## Stored data entries
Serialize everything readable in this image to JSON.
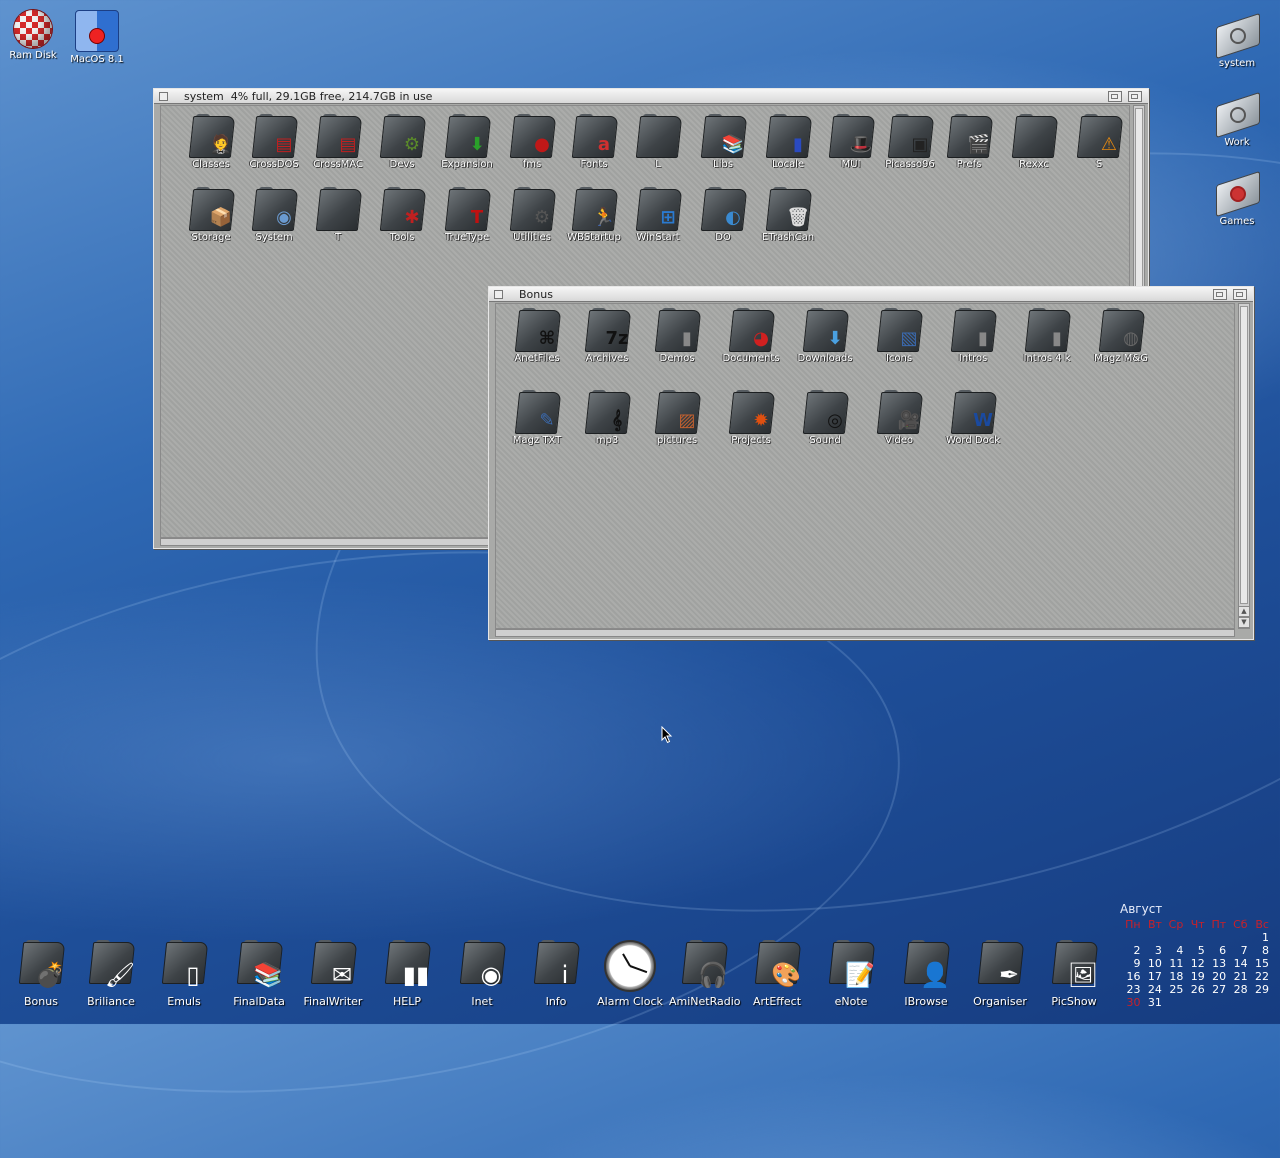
{
  "desktop": {
    "left_icons": [
      {
        "label": "Ram Disk",
        "icon": "boing-ball-icon"
      },
      {
        "label": "MacOS 8.1",
        "icon": "finder-icon"
      }
    ],
    "right_icons": [
      {
        "label": "system",
        "icon": "drive-icon"
      },
      {
        "label": "Work",
        "icon": "drive-icon"
      },
      {
        "label": "Games",
        "icon": "drive-joystick-icon"
      }
    ]
  },
  "system_window": {
    "title": "system  4% full, 29.1GB free, 214.7GB in use",
    "items": [
      {
        "label": "Classes",
        "glyph": "🤵",
        "color": "#222"
      },
      {
        "label": "CrossDOS",
        "glyph": "▤",
        "color": "#c02020"
      },
      {
        "label": "CrossMAC",
        "glyph": "▤",
        "color": "#c02020"
      },
      {
        "label": "Devs",
        "glyph": "⚙",
        "color": "#5a8a2a"
      },
      {
        "label": "Expansion",
        "glyph": "⬇",
        "color": "#2aa02a"
      },
      {
        "label": "fms",
        "glyph": "●",
        "color": "#c01818"
      },
      {
        "label": "Fonts",
        "glyph": "a",
        "color": "#d03030"
      },
      {
        "label": "L",
        "glyph": "",
        "color": "#bbb"
      },
      {
        "label": "Libs",
        "glyph": "📚",
        "color": "#6a4a8a"
      },
      {
        "label": "Locale",
        "glyph": "▮",
        "color": "#2a4ac0"
      },
      {
        "label": "MUI",
        "glyph": "🎩",
        "color": "#222"
      },
      {
        "label": "Picasso96",
        "glyph": "▣",
        "color": "#222"
      },
      {
        "label": "Prefs",
        "glyph": "🎬",
        "color": "#c04020"
      },
      {
        "label": "Rexxc",
        "glyph": "",
        "color": "#bbb"
      },
      {
        "label": "S",
        "glyph": "⚠",
        "color": "#e88a10"
      },
      {
        "label": "Storage",
        "glyph": "📦",
        "color": "#c8a040"
      },
      {
        "label": "System",
        "glyph": "◉",
        "color": "#6a9ad0"
      },
      {
        "label": "T",
        "glyph": "",
        "color": "#888"
      },
      {
        "label": "Tools",
        "glyph": "✱",
        "color": "#c02020"
      },
      {
        "label": "TrueType",
        "glyph": "T",
        "color": "#c01010"
      },
      {
        "label": "Utilities",
        "glyph": "⚙",
        "color": "#555"
      },
      {
        "label": "WBStartup",
        "glyph": "🏃",
        "color": "#111"
      },
      {
        "label": "WinStart",
        "glyph": "⊞",
        "color": "#2a7ad0"
      },
      {
        "label": "DO",
        "glyph": "◐",
        "color": "#3a8ad0"
      },
      {
        "label": "ETrashCan",
        "glyph": "🗑",
        "color": "#ddd"
      }
    ]
  },
  "bonus_window": {
    "title": "Bonus",
    "items": [
      {
        "label": "AnetFiles",
        "glyph": "⌘",
        "color": "#111"
      },
      {
        "label": "Archives",
        "glyph": "7z",
        "color": "#111"
      },
      {
        "label": "Demos",
        "glyph": "▮",
        "color": "#888"
      },
      {
        "label": "Documents",
        "glyph": "◕",
        "color": "#d02020"
      },
      {
        "label": "Downloads",
        "glyph": "⬇",
        "color": "#4aa0e0"
      },
      {
        "label": "Icons",
        "glyph": "▧",
        "color": "#3a6ab0"
      },
      {
        "label": "Intros",
        "glyph": "▮",
        "color": "#888"
      },
      {
        "label": "Intros 4 k",
        "glyph": "▮",
        "color": "#888"
      },
      {
        "label": "Magz M&G",
        "glyph": "◍",
        "color": "#666"
      },
      {
        "label": "Magz TXT",
        "glyph": "✎",
        "color": "#3a6ab0"
      },
      {
        "label": "mp3",
        "glyph": "𝄞",
        "color": "#111"
      },
      {
        "label": "pictures",
        "glyph": "▨",
        "color": "#c06030"
      },
      {
        "label": "Projects",
        "glyph": "✹",
        "color": "#e05010"
      },
      {
        "label": "Sound",
        "glyph": "◎",
        "color": "#111"
      },
      {
        "label": "Video",
        "glyph": "🎥",
        "color": "#444"
      },
      {
        "label": "Word Dock",
        "glyph": "W",
        "color": "#1a4aa0"
      }
    ]
  },
  "dock": [
    {
      "label": "Bonus",
      "glyph": "💣"
    },
    {
      "label": "Briliance",
      "glyph": "🖌"
    },
    {
      "label": "Emuls",
      "glyph": "▯"
    },
    {
      "label": "FinalData",
      "glyph": "📚"
    },
    {
      "label": "FinalWriter",
      "glyph": "✉"
    },
    {
      "label": "HELP",
      "glyph": "▮▮"
    },
    {
      "label": "Inet",
      "glyph": "◉"
    },
    {
      "label": "Info",
      "glyph": "i"
    },
    {
      "label": "Alarm Clock",
      "glyph": "clock"
    },
    {
      "label": "AmiNetRadio",
      "glyph": "🎧"
    },
    {
      "label": "ArtEffect",
      "glyph": "🎨"
    },
    {
      "label": "eNote",
      "glyph": "📝"
    },
    {
      "label": "IBrowse",
      "glyph": "👤"
    },
    {
      "label": "Organiser",
      "glyph": "✒"
    },
    {
      "label": "PicShow",
      "glyph": "🖼"
    }
  ],
  "calendar": {
    "month": "Август",
    "weekdays": [
      "Пн",
      "Вт",
      "Ср",
      "Чт",
      "Пт",
      "Сб",
      "Вс"
    ],
    "weeks": [
      [
        "",
        "",
        "",
        "",
        "",
        "",
        "1"
      ],
      [
        "2",
        "3",
        "4",
        "5",
        "6",
        "7",
        "8"
      ],
      [
        "9",
        "10",
        "11",
        "12",
        "13",
        "14",
        "15"
      ],
      [
        "16",
        "17",
        "18",
        "19",
        "20",
        "21",
        "22"
      ],
      [
        "23",
        "24",
        "25",
        "26",
        "27",
        "28",
        "29"
      ],
      [
        "30",
        "31",
        "",
        "",
        "",
        "",
        ""
      ]
    ],
    "today": "30"
  },
  "colors": {
    "desktop_blue": "#2f69b4",
    "window_gray": "#a9aaa8",
    "calendar_red": "#c8202a"
  }
}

## TASK OBJECTIVE
Quote the entries above word for word. Leave the images out.

## COMPLETE ANSWER
Serialize everything readable in this image to JSON.
{
  "desktop": {
    "left_icons": [
      {
        "label": "Ram Disk",
        "icon": "boing-ball-icon"
      },
      {
        "label": "MacOS 8.1",
        "icon": "finder-icon"
      }
    ],
    "right_icons": [
      {
        "label": "system",
        "icon": "drive-icon"
      },
      {
        "label": "Work",
        "icon": "drive-icon"
      },
      {
        "label": "Games",
        "icon": "drive-joystick-icon"
      }
    ]
  },
  "system_window": {
    "title": "system  4% full, 29.1GB free, 214.7GB in use",
    "items": [
      {
        "label": "Classes",
        "glyph": "🤵",
        "color": "#222"
      },
      {
        "label": "CrossDOS",
        "glyph": "▤",
        "color": "#c02020"
      },
      {
        "label": "CrossMAC",
        "glyph": "▤",
        "color": "#c02020"
      },
      {
        "label": "Devs",
        "glyph": "⚙",
        "color": "#5a8a2a"
      },
      {
        "label": "Expansion",
        "glyph": "⬇",
        "color": "#2aa02a"
      },
      {
        "label": "fms",
        "glyph": "●",
        "color": "#c01818"
      },
      {
        "label": "Fonts",
        "glyph": "a",
        "color": "#d03030"
      },
      {
        "label": "L",
        "glyph": "",
        "color": "#bbb"
      },
      {
        "label": "Libs",
        "glyph": "📚",
        "color": "#6a4a8a"
      },
      {
        "label": "Locale",
        "glyph": "▮",
        "color": "#2a4ac0"
      },
      {
        "label": "MUI",
        "glyph": "🎩",
        "color": "#222"
      },
      {
        "label": "Picasso96",
        "glyph": "▣",
        "color": "#222"
      },
      {
        "label": "Prefs",
        "glyph": "🎬",
        "color": "#c04020"
      },
      {
        "label": "Rexxc",
        "glyph": "",
        "color": "#bbb"
      },
      {
        "label": "S",
        "glyph": "⚠",
        "color": "#e88a10"
      },
      {
        "label": "Storage",
        "glyph": "📦",
        "color": "#c8a040"
      },
      {
        "label": "System",
        "glyph": "◉",
        "color": "#6a9ad0"
      },
      {
        "label": "T",
        "glyph": "",
        "color": "#888"
      },
      {
        "label": "Tools",
        "glyph": "✱",
        "color": "#c02020"
      },
      {
        "label": "TrueType",
        "glyph": "T",
        "color": "#c01010"
      },
      {
        "label": "Utilities",
        "glyph": "⚙",
        "color": "#555"
      },
      {
        "label": "WBStartup",
        "glyph": "🏃",
        "color": "#111"
      },
      {
        "label": "WinStart",
        "glyph": "⊞",
        "color": "#2a7ad0"
      },
      {
        "label": "DO",
        "glyph": "◐",
        "color": "#3a8ad0"
      },
      {
        "label": "ETrashCan",
        "glyph": "🗑",
        "color": "#ddd"
      }
    ]
  },
  "bonus_window": {
    "title": "Bonus",
    "items": [
      {
        "label": "AnetFiles",
        "glyph": "⌘",
        "color": "#111"
      },
      {
        "label": "Archives",
        "glyph": "7z",
        "color": "#111"
      },
      {
        "label": "Demos",
        "glyph": "▮",
        "color": "#888"
      },
      {
        "label": "Documents",
        "glyph": "◕",
        "color": "#d02020"
      },
      {
        "label": "Downloads",
        "glyph": "⬇",
        "color": "#4aa0e0"
      },
      {
        "label": "Icons",
        "glyph": "▧",
        "color": "#3a6ab0"
      },
      {
        "label": "Intros",
        "glyph": "▮",
        "color": "#888"
      },
      {
        "label": "Intros 4 k",
        "glyph": "▮",
        "color": "#888"
      },
      {
        "label": "Magz M&G",
        "glyph": "◍",
        "color": "#666"
      },
      {
        "label": "Magz TXT",
        "glyph": "✎",
        "color": "#3a6ab0"
      },
      {
        "label": "mp3",
        "glyph": "𝄞",
        "color": "#111"
      },
      {
        "label": "pictures",
        "glyph": "▨",
        "color": "#c06030"
      },
      {
        "label": "Projects",
        "glyph": "✹",
        "color": "#e05010"
      },
      {
        "label": "Sound",
        "glyph": "◎",
        "color": "#111"
      },
      {
        "label": "Video",
        "glyph": "🎥",
        "color": "#444"
      },
      {
        "label": "Word Dock",
        "glyph": "W",
        "color": "#1a4aa0"
      }
    ]
  },
  "dock": [
    {
      "label": "Bonus",
      "glyph": "💣"
    },
    {
      "label": "Briliance",
      "glyph": "🖌"
    },
    {
      "label": "Emuls",
      "glyph": "▯"
    },
    {
      "label": "FinalData",
      "glyph": "📚"
    },
    {
      "label": "FinalWriter",
      "glyph": "✉"
    },
    {
      "label": "HELP",
      "glyph": "▮▮"
    },
    {
      "label": "Inet",
      "glyph": "◉"
    },
    {
      "label": "Info",
      "glyph": "i"
    },
    {
      "label": "Alarm Clock",
      "glyph": "clock"
    },
    {
      "label": "AmiNetRadio",
      "glyph": "🎧"
    },
    {
      "label": "ArtEffect",
      "glyph": "🎨"
    },
    {
      "label": "eNote",
      "glyph": "📝"
    },
    {
      "label": "IBrowse",
      "glyph": "👤"
    },
    {
      "label": "Organiser",
      "glyph": "✒"
    },
    {
      "label": "PicShow",
      "glyph": "🖼"
    }
  ],
  "calendar": {
    "month": "Август",
    "weekdays": [
      "Пн",
      "Вт",
      "Ср",
      "Чт",
      "Пт",
      "Сб",
      "Вс"
    ],
    "weeks": [
      [
        "",
        "",
        "",
        "",
        "",
        "",
        "1"
      ],
      [
        "2",
        "3",
        "4",
        "5",
        "6",
        "7",
        "8"
      ],
      [
        "9",
        "10",
        "11",
        "12",
        "13",
        "14",
        "15"
      ],
      [
        "16",
        "17",
        "18",
        "19",
        "20",
        "21",
        "22"
      ],
      [
        "23",
        "24",
        "25",
        "26",
        "27",
        "28",
        "29"
      ],
      [
        "30",
        "31",
        "",
        "",
        "",
        "",
        ""
      ]
    ],
    "today": "30"
  },
  "colors": {
    "desktop_blue": "#2f69b4",
    "window_gray": "#a9aaa8",
    "calendar_red": "#c8202a"
  }
}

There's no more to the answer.